* EXCERPT PROVIDED
····················
I would be grateful for suggestions on how to proceed.

Thanks,
Prathamesh
Comment 6 Richard Biener 2016-11-29 11:26:57 UTC
(In reply to prathamesh3492 from comment #5)
> (In reply to Jakub Jelinek from comment #4)
> > The cmp %rax, %rax is just a missed optimization, because we manage to
> > optimize it only so late that nothing cleans it up afterwards.  We could
> > optimize this away already in GIMPLE, e.g. for SCCVN use the same VN for
> > return value of pass-through builtin as the corresponding argument (if we
> > don't do that already).
> > That doesn't explain the failure.
> Hmm yes, but I don't understand why should this patch cause the test to fail.
> The patch makes following two separate changes:
> 
> a) to make gimple_stmt_nonzero_warnv_p (stmt) return true, if stmt is
> function-call, and the function returns one of it's argument and that
> argument is non-null. However this change doesn't make any difference to the
> .evrp
> (and .optimized) dumps for strcat-chk.c    
> because the patch expects SSA_VAR_P (arg) to be true, and the argument is
> MEM_REF.
> 
> b) The other change was to modify attribute of string builtins like STRCAT,
> STRNCAT, etc. from ATTR_NOTHROW_NONNULL_LEAF
> to ATTR_RET1_NOTHROW_NONNULL_LEAF, which resulted in above code-gen
> difference, but as you mention it's a missed optimization
> and not incorrect.
····················
* DATASET EXCERPT
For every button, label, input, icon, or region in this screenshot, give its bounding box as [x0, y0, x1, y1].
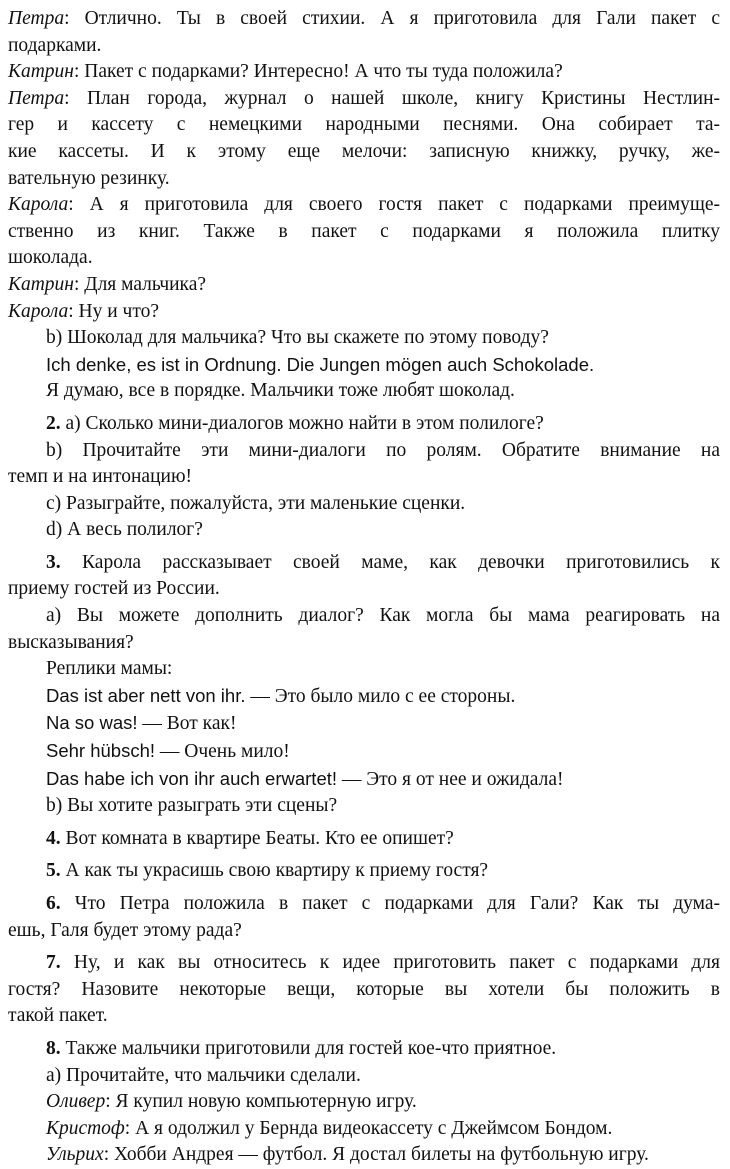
····················
From the bug-report thread above, write out word for word everything from "I would be grateful" down to "do that already).".

* THE ANSWER
I would be grateful for suggestions on how to proceed.

Thanks,
Prathamesh
Comment 6 Richard Biener 2016-11-29 11:26:57 UTC
(In reply to prathamesh3492 from comment #5)
> (In reply to Jakub Jelinek from comment #4)
> > The cmp %rax, %rax is just a missed optimization, because we manage to
> > optimize it only so late that nothing cleans it up afterwards.  We could
> > optimize this away already in GIMPLE, e.g. for SCCVN use the same VN for
> > return value of pass-through builtin as the corresponding argument (if we
> > don't do that already).